Erforderliche Aufgabe A :: Nenne alle wörtlichen Zitate, die im Text über Max Eberl in Anführungszeichen stehen.
Erforderliche Aufgabe B ::
Beantworte anhand des Textes über Max Eberl folgende Fragen:
(i) Gegen welchen Verein gewann Bayern München das DFB-Pokalfinale?
(ii) In welchem Jahr endet Eberls Vertrag?
(iii) Welches Amt hat Uli Hoeneß bei Bayern München inne?
Erforderliche Aufgabe C :: Führe den Text über Max Eberls Zukunft bei Bayern München nach seinem letzten Satz fort.

Text ::
——

Bayern Münchens Sportvorstand Max Eberl hat auf skeptische Äußerungen von Ehrenpräsident Uli Hoeneß zu seiner Zukunft beim deutschen Fußballverein reagiert. Nach dem 3:0-Sieg im DFB-Pokalfinale gegen den VfB Stuttgart erklärte Eberl, dass er bereit sei, seine Tätigkeit fortzusetzen, «wenn man das möchte». Eberls Vertrag endet im Jahr 2027, eine mögliche Verlängerung ist jedoch noch unklar.
Hoeneß hatte zuvor Eberls Arbeit gelobt, jedoch angedeutet, dass es bezüglich einer Vertragsverlängerung «Zweifel» gebe. Er nannte eine Tendenz von «60 zu 40 für eine Verlängerung» und machte deutlich, dass diese Unsicherheiten bestehen bleiben könnten.

——

Einträge des Datensatzes ::

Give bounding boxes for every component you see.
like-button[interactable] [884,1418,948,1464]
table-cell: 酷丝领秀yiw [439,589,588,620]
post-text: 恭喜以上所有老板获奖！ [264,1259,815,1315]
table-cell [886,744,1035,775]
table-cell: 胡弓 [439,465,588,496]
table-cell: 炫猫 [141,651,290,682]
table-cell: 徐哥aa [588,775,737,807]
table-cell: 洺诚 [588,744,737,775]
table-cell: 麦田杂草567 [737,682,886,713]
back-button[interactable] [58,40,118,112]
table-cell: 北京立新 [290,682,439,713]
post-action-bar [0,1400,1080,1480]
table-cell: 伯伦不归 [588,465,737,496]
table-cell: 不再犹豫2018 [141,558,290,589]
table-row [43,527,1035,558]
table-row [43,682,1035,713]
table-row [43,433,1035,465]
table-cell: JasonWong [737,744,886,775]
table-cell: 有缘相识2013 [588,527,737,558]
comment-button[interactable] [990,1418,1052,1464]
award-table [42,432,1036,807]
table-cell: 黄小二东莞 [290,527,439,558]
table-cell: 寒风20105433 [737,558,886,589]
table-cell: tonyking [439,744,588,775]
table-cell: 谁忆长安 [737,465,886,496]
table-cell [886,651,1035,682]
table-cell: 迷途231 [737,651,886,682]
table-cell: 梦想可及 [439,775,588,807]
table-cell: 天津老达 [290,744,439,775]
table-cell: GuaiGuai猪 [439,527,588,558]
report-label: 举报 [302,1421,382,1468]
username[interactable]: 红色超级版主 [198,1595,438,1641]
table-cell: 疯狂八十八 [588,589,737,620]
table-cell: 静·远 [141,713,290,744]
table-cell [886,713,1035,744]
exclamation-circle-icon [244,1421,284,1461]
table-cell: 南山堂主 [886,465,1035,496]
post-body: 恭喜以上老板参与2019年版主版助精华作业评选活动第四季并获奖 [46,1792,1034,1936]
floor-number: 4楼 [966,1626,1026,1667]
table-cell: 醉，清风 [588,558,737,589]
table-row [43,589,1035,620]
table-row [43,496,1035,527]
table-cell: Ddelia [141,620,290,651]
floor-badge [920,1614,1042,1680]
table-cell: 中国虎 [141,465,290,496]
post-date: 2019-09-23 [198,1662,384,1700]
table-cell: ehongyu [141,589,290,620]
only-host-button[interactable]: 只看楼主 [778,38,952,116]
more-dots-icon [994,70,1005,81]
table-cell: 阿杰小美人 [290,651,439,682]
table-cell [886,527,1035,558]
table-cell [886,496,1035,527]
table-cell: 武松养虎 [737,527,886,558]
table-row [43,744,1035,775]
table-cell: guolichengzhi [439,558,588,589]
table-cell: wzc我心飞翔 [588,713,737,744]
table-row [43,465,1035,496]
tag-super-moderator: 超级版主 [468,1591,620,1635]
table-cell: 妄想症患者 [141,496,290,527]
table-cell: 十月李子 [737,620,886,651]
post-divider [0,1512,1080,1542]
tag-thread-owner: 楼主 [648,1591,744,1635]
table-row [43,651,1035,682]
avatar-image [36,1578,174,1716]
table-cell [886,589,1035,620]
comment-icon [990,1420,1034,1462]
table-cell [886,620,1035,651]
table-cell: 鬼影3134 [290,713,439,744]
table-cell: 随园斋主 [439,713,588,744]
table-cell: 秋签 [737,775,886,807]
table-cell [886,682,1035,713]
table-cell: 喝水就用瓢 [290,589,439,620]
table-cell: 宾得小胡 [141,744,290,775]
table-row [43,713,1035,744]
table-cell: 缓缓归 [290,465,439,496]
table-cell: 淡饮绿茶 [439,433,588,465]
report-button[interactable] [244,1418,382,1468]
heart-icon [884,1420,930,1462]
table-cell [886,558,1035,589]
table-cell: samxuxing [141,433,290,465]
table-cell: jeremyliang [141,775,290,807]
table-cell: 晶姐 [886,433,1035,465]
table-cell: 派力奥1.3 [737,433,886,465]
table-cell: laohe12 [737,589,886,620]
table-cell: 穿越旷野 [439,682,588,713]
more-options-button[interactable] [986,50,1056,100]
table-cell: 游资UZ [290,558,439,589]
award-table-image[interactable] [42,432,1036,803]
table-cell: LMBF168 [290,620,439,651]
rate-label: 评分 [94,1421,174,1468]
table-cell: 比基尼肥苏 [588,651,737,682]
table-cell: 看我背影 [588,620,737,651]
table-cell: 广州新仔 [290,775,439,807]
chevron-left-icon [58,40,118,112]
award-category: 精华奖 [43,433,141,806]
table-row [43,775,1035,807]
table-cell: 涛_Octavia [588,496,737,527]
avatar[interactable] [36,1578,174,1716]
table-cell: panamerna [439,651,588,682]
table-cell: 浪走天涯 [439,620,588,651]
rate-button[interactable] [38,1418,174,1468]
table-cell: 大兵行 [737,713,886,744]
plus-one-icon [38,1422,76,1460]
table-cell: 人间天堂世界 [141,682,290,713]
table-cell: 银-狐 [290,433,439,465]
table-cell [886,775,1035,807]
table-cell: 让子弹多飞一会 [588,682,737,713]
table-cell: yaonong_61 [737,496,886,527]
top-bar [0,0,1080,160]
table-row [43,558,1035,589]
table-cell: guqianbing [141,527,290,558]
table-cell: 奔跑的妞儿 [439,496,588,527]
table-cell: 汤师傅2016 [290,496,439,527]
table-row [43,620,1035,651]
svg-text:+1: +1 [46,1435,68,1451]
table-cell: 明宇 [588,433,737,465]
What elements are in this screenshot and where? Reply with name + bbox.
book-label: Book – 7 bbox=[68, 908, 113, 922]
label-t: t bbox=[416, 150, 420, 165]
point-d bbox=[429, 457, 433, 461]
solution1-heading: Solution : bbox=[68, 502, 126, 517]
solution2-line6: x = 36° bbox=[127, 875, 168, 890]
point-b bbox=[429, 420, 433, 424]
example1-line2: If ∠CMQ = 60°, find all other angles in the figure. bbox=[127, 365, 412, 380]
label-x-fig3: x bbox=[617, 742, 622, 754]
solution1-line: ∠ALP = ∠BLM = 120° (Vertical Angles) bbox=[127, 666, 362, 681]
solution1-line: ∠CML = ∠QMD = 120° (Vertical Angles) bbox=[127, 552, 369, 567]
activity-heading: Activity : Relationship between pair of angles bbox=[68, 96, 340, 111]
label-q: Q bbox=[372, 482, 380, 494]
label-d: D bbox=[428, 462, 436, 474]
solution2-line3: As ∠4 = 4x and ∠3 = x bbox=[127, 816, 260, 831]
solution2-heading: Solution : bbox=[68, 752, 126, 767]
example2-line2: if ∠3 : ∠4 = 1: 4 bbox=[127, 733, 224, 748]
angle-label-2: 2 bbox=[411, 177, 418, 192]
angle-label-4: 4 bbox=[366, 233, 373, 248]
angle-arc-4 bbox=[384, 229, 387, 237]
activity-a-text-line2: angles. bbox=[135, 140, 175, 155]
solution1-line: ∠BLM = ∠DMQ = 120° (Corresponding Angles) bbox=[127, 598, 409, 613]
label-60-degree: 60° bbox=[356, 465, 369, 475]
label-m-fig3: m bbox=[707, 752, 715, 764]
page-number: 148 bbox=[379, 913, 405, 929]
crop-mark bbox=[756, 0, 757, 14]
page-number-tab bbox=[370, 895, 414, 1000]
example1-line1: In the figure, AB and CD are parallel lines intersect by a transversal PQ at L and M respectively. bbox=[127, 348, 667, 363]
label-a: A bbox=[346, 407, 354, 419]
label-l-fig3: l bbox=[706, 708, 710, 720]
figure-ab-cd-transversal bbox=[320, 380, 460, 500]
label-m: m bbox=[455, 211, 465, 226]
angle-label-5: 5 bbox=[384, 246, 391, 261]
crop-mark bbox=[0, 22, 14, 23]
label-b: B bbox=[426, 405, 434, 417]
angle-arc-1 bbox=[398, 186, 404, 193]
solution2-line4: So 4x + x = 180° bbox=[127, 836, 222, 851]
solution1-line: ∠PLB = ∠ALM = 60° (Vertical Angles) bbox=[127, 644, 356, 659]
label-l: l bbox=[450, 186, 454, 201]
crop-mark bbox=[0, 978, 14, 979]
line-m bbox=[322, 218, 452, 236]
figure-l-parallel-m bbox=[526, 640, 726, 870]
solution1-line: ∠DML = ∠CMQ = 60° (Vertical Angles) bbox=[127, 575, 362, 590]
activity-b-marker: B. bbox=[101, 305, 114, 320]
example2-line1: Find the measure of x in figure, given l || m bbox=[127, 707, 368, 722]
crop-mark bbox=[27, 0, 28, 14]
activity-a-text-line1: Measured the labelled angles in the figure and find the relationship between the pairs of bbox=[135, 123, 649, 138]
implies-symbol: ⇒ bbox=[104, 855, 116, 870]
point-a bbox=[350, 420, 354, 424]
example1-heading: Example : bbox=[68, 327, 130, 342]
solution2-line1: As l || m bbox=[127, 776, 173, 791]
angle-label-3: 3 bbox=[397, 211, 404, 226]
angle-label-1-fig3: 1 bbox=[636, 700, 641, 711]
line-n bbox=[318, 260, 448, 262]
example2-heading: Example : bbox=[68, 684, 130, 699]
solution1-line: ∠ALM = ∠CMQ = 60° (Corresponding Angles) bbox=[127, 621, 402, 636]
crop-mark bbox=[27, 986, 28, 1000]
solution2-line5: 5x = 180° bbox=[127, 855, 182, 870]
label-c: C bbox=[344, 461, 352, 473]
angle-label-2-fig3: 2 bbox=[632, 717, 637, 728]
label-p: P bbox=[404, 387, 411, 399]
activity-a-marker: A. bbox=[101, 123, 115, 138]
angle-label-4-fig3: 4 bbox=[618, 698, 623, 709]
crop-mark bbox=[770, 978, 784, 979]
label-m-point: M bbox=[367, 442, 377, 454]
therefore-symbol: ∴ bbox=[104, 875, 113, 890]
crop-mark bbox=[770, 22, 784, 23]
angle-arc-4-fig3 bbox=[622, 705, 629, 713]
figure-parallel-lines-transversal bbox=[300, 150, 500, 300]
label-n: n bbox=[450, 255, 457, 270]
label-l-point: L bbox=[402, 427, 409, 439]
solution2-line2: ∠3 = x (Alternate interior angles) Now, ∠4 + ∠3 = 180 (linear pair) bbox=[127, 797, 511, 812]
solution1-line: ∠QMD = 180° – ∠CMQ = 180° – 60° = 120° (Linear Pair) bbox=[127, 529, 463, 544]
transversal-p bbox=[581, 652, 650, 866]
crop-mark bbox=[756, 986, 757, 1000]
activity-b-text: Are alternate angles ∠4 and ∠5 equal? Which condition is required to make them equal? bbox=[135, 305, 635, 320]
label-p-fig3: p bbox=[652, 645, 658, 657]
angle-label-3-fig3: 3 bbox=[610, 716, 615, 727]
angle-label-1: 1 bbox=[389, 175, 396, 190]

——

Ergebnis A ::
«wenn man das möchte»
«Zweifel»
«60 zu 40 für eine Verlängerung»

Ergebnis B ::
(i) Gegen den VfB Stuttgart.
(ii) Im Jahr 2027.
(iii) Er ist Ehrenpräsident.

Ergebnis C ::
Eberl kommentierte die Situation und merkte an, dass diese Zweifel offenbar existieren. Der Aufsichtsrat, in dessen Entscheidungsgewalt die Vertragsverhandlungen liegen, wird von Hoeneß, Präsident Herbert Hainer und dem ehemaligen Vorstandsvorsitzenden Karl-Heinz Rummenigge gebildet.
Die kommenden Monate dürften entscheidend sein für die Zukunft Eberls, insbesondere wenn es nicht zu einer Vertragsverlängerung kommen sollte. Er wies darauf hin, dass er mit verschiedenen möglichen Szenarien umgehen müsse, seine Arbeit aber fortführen werde.
Hoeneß bezeichnete Eberl als einen entscheidenden Faktor für den Erfolg der Saison. Über eine Vertragsverlängerung kann frühestens ab dem 1. Juli verhandelt werden, da Verträge mit Vorständen in der Regel erst ein Jahr vor Ablauf erneuert werden können. Ähnliches gilt für den Vertrag von Vorstandschef Jan-Christian Dreesen, der ebenfalls bis Mitte 2027 läuft.